[Data entries]
┏━━

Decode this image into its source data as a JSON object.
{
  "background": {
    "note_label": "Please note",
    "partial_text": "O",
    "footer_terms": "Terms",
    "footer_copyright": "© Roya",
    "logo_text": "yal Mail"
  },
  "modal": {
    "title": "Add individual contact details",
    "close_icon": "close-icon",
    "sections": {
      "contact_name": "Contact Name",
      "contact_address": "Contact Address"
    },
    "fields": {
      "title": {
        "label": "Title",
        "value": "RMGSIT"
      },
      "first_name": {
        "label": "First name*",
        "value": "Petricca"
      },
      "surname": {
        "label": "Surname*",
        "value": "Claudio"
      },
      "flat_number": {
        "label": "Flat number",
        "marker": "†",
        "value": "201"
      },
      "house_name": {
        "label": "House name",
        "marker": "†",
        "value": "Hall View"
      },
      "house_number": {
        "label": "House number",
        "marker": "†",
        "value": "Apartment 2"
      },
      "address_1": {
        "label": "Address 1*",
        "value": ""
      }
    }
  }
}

┗━━
┏━━

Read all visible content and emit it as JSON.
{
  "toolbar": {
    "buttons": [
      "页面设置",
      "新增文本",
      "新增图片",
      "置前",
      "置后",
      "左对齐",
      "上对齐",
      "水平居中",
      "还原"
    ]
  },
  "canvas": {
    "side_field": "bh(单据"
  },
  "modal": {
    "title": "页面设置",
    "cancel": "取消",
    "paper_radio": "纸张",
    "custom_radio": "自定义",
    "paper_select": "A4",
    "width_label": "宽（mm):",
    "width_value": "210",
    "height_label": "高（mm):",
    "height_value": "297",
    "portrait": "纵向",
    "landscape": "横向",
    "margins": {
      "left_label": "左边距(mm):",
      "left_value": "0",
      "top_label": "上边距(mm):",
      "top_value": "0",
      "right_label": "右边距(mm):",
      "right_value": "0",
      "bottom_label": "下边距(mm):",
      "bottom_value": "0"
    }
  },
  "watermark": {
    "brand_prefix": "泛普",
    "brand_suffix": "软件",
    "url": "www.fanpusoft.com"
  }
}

┗━━
┏━━

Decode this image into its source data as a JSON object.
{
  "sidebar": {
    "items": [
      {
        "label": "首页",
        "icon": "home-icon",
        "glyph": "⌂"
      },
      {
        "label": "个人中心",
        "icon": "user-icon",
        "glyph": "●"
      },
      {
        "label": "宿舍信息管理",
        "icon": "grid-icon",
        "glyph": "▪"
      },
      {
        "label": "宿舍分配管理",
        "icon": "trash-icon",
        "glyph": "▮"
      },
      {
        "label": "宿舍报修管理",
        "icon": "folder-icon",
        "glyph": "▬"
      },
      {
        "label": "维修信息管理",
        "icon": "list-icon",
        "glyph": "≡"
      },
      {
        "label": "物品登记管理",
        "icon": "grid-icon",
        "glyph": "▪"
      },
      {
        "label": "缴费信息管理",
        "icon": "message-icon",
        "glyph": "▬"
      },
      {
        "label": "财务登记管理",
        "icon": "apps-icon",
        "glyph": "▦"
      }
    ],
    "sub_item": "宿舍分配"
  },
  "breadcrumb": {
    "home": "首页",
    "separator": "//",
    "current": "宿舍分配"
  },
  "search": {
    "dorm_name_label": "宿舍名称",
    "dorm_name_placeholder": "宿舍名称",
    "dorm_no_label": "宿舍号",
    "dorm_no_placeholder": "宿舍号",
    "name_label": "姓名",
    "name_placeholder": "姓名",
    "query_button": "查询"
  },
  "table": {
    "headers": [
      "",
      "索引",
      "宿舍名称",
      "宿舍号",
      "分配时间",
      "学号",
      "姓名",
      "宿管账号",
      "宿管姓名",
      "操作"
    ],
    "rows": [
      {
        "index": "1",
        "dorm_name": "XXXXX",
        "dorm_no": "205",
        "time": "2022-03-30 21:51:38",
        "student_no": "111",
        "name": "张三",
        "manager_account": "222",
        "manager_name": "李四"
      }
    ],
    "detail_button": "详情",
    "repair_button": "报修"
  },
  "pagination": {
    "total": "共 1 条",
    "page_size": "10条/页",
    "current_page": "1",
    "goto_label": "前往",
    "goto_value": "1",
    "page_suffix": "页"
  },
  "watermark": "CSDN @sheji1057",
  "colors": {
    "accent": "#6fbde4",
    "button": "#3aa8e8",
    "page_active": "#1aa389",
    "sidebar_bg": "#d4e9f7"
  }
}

┗━━

[What you need to do] Read the lines above. Gather those in which the string "watermark" is found.

[Correct response]
  "watermark": {
  "watermark": "CSDN @sheji1057",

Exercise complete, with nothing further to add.